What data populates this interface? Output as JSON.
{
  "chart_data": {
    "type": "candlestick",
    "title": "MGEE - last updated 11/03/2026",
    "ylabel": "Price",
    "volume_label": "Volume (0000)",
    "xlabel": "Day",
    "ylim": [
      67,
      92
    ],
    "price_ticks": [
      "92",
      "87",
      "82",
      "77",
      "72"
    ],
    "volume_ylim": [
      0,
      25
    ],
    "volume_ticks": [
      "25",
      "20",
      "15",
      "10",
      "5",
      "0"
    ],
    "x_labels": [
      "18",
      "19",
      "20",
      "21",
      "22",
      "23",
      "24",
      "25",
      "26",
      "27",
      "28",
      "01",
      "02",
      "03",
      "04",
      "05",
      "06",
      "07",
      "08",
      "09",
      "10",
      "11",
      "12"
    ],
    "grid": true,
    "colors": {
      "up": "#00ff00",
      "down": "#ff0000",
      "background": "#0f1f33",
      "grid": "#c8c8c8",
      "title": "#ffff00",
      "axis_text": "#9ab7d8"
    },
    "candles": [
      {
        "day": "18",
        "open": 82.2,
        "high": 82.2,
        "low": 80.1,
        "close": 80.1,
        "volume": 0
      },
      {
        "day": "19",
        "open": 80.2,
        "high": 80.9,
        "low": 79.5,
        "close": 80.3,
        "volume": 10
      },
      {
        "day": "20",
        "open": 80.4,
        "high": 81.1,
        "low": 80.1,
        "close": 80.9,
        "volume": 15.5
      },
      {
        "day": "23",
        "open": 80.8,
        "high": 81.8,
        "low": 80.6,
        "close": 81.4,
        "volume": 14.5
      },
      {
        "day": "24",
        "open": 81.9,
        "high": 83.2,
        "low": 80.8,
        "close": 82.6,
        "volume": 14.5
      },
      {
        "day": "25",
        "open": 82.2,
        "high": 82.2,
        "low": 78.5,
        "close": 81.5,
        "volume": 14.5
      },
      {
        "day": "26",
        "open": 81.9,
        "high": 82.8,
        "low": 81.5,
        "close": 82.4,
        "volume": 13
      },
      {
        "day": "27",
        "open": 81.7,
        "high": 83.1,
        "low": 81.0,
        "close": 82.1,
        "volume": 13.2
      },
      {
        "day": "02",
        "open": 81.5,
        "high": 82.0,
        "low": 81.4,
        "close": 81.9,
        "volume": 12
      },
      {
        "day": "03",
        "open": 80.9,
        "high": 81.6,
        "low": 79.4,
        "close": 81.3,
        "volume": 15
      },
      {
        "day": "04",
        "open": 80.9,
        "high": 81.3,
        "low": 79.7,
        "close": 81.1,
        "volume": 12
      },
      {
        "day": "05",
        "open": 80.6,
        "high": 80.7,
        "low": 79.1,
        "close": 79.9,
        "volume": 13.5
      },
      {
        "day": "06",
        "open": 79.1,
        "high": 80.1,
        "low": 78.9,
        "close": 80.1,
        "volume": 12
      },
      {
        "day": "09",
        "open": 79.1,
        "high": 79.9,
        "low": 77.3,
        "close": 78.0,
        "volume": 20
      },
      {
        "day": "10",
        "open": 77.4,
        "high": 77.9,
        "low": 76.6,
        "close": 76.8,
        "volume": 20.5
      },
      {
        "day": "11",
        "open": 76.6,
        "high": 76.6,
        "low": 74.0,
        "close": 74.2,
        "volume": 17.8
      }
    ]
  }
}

▶ **SHORT TASK**
Using the material above, report each line where "title" occurs.

▶ **TASK RESULT**
    "title": "MGEE - last updated 11/03/2026",
      "title": "#ffff00",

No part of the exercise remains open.